## Requirement
Leaving out all images, write out the records that follow exactly.

START Dataset extract

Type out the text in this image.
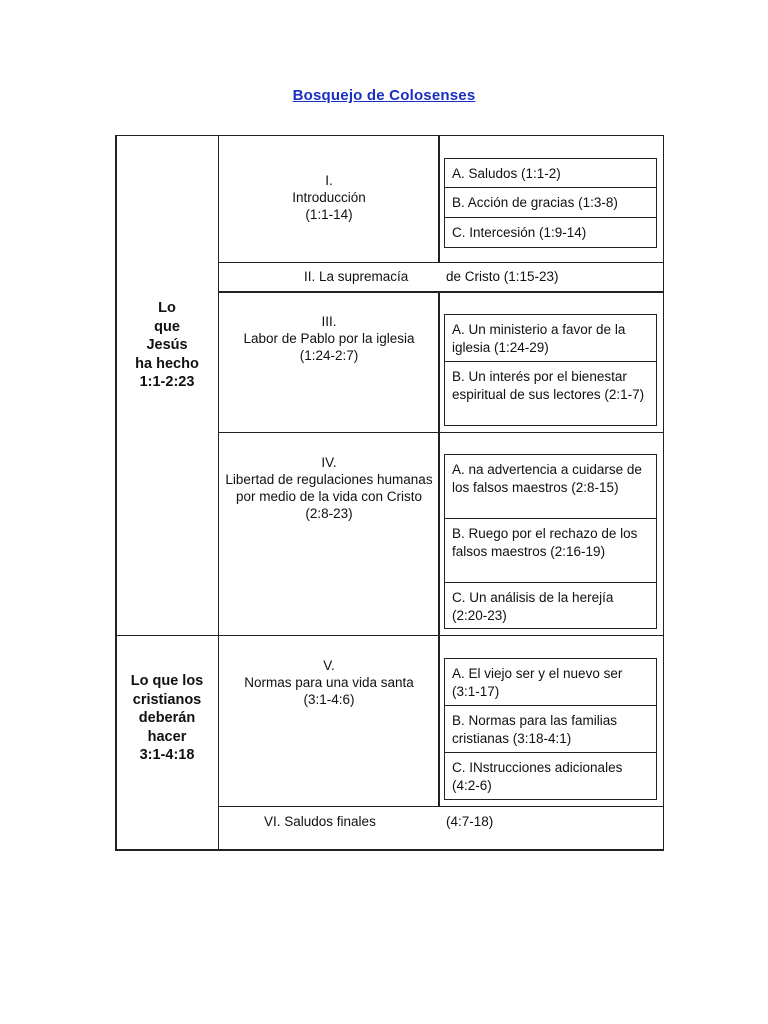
Bosquejo de Colosenses
Lo
que
Jesús
ha hecho
1:1-2:23
Lo que los
cristianos
deberán
hacer
3:1-4:18
I.
Introducción
(1:1-14)
A. Saludos (1:1-2)
B. Acción de gracias (1:3-8)
C. Intercesión (1:9-14)
II. La supremacía	de Cristo (1:15-23)
III.
Labor de Pablo por la iglesia
(1:24-2:7)
A. Un ministerio a favor de la iglesia (1:24-29)
B. Un interés por el bienestar espiritual de sus lectores (2:1-7)
IV.
Libertad de regulaciones humanas por medio de la vida con Cristo
(2:8-23)
A. na advertencia a cuidarse de los falsos maestros (2:8-15)
B. Ruego por el rechazo de los falsos maestros (2:16-19)
C. Un análisis de la herejía (2:20-23)
V.
Normas para una vida santa
(3:1-4:6)
A. El viejo ser y el nuevo ser (3:1-17)
B. Normas para las familias cristianas (3:18-4:1)
C. INstrucciones adicionales (4:2-6)
VI. Saludos finales	(4:7-18)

END Dataset extract

## Result
Type out the text in this image.
Bosquejo de Colosenses
Lo
que
Jesús
ha hecho
1:1-2:23
Lo que los
cristianos
deberán
hacer
3:1-4:18
I.
Introducción
(1:1-14)
A. Saludos (1:1-2)
B. Acción de gracias (1:3-8)
C. Intercesión (1:9-14)
II. La supremacía	de Cristo (1:15-23)
III.
Labor de Pablo por la iglesia
(1:24-2:7)
A. Un ministerio a favor de la iglesia (1:24-29)
B. Un interés por el bienestar espiritual de sus lectores (2:1-7)
IV.
Libertad de regulaciones humanas por medio de la vida con Cristo
(2:8-23)
A. na advertencia a cuidarse de los falsos maestros (2:8-15)
B. Ruego por el rechazo de los falsos maestros (2:16-19)
C. Un análisis de la herejía (2:20-23)
V.
Normas para una vida santa
(3:1-4:6)
A. El viejo ser y el nuevo ser (3:1-17)
B. Normas para las familias cristianas (3:18-4:1)
C. INstrucciones adicionales (4:2-6)
VI. Saludos finales	(4:7-18)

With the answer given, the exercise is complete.